- Problem
The data below is to be returned in full and exactly.

Dataset rows about figures:
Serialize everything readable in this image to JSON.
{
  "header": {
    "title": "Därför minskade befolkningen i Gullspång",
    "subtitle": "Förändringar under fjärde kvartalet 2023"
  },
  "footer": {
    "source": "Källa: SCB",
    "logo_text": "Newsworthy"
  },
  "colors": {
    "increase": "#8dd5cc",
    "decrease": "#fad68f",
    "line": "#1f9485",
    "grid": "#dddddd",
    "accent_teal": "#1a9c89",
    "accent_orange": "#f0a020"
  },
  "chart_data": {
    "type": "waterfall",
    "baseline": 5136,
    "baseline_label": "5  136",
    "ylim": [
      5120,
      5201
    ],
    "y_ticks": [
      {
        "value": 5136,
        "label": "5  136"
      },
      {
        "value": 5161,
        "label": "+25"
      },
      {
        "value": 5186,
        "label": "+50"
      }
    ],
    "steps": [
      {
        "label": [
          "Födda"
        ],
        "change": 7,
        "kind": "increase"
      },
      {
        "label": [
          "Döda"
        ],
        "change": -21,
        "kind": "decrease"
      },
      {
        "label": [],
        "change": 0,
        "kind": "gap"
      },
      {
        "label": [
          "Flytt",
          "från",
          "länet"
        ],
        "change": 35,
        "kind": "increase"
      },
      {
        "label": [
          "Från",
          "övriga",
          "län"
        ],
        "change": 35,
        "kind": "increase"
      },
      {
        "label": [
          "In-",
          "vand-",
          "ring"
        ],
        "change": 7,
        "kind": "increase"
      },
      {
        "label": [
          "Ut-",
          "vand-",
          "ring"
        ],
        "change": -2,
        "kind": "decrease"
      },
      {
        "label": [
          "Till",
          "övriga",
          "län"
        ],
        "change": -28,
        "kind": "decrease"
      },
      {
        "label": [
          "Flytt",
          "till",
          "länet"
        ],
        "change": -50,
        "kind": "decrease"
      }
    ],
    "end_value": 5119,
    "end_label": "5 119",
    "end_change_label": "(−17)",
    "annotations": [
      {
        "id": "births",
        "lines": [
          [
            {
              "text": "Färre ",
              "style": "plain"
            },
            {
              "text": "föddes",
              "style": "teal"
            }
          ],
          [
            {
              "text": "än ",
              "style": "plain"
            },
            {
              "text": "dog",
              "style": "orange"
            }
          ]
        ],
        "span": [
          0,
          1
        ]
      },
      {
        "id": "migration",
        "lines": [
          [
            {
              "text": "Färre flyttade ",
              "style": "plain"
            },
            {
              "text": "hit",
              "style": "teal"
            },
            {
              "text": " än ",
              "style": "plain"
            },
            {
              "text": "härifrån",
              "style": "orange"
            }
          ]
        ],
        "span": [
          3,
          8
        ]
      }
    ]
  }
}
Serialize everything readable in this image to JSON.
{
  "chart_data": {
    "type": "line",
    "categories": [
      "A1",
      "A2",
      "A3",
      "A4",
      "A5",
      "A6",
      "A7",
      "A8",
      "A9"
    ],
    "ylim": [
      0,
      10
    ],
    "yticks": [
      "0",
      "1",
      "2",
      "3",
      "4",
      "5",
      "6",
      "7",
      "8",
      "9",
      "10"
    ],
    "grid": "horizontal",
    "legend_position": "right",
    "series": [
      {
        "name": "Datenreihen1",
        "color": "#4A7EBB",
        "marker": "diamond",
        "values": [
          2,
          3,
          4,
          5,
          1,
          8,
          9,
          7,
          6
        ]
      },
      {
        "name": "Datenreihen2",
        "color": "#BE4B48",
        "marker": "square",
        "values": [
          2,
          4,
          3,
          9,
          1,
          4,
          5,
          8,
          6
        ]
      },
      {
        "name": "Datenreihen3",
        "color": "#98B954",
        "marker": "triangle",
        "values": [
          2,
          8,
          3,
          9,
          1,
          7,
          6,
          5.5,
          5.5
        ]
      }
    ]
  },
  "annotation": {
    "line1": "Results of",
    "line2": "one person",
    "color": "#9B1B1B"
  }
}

- Task answer
Serialize everything readable in this image to JSON.
{
  "header": {
    "title": "Därför minskade befolkningen i Gullspång",
    "subtitle": "Förändringar under fjärde kvartalet 2023"
  },
  "footer": {
    "source": "Källa: SCB",
    "logo_text": "Newsworthy"
  },
  "colors": {
    "increase": "#8dd5cc",
    "decrease": "#fad68f",
    "line": "#1f9485",
    "grid": "#dddddd",
    "accent_teal": "#1a9c89",
    "accent_orange": "#f0a020"
  },
  "chart_data": {
    "type": "waterfall",
    "baseline": 5136,
    "baseline_label": "5  136",
    "ylim": [
      5120,
      5201
    ],
    "y_ticks": [
      {
        "value": 5136,
        "label": "5  136"
      },
      {
        "value": 5161,
        "label": "+25"
      },
      {
        "value": 5186,
        "label": "+50"
      }
    ],
    "steps": [
      {
        "label": [
          "Födda"
        ],
        "change": 7,
        "kind": "increase"
      },
      {
        "label": [
          "Döda"
        ],
        "change": -21,
        "kind": "decrease"
      },
      {
        "label": [],
        "change": 0,
        "kind": "gap"
      },
      {
        "label": [
          "Flytt",
          "från",
          "länet"
        ],
        "change": 35,
        "kind": "increase"
      },
      {
        "label": [
          "Från",
          "övriga",
          "län"
        ],
        "change": 35,
        "kind": "increase"
      },
      {
        "label": [
          "In-",
          "vand-",
          "ring"
        ],
        "change": 7,
        "kind": "increase"
      },
      {
        "label": [
          "Ut-",
          "vand-",
          "ring"
        ],
        "change": -2,
        "kind": "decrease"
      },
      {
        "label": [
          "Till",
          "övriga",
          "län"
        ],
        "change": -28,
        "kind": "decrease"
      },
      {
        "label": [
          "Flytt",
          "till",
          "länet"
        ],
        "change": -50,
        "kind": "decrease"
      }
    ],
    "end_value": 5119,
    "end_label": "5 119",
    "end_change_label": "(−17)",
    "annotations": [
      {
        "id": "births",
        "lines": [
          [
            {
              "text": "Färre ",
              "style": "plain"
            },
            {
              "text": "föddes",
              "style": "teal"
            }
          ],
          [
            {
              "text": "än ",
              "style": "plain"
            },
            {
              "text": "dog",
              "style": "orange"
            }
          ]
        ],
        "span": [
          0,
          1
        ]
      },
      {
        "id": "migration",
        "lines": [
          [
            {
              "text": "Färre flyttade ",
              "style": "plain"
            },
            {
              "text": "hit",
              "style": "teal"
            },
            {
              "text": " än ",
              "style": "plain"
            },
            {
              "text": "härifrån",
              "style": "orange"
            }
          ]
        ],
        "span": [
          3,
          8
        ]
      }
    ]
  }
}
Serialize everything readable in this image to JSON.
{
  "chart_data": {
    "type": "line",
    "categories": [
      "A1",
      "A2",
      "A3",
      "A4",
      "A5",
      "A6",
      "A7",
      "A8",
      "A9"
    ],
    "ylim": [
      0,
      10
    ],
    "yticks": [
      "0",
      "1",
      "2",
      "3",
      "4",
      "5",
      "6",
      "7",
      "8",
      "9",
      "10"
    ],
    "grid": "horizontal",
    "legend_position": "right",
    "series": [
      {
        "name": "Datenreihen1",
        "color": "#4A7EBB",
        "marker": "diamond",
        "values": [
          2,
          3,
          4,
          5,
          1,
          8,
          9,
          7,
          6
        ]
      },
      {
        "name": "Datenreihen2",
        "color": "#BE4B48",
        "marker": "square",
        "values": [
          2,
          4,
          3,
          9,
          1,
          4,
          5,
          8,
          6
        ]
      },
      {
        "name": "Datenreihen3",
        "color": "#98B954",
        "marker": "triangle",
        "values": [
          2,
          8,
          3,
          9,
          1,
          7,
          6,
          5.5,
          5.5
        ]
      }
    ]
  },
  "annotation": {
    "line1": "Results of",
    "line2": "one person",
    "color": "#9B1B1B"
  }
}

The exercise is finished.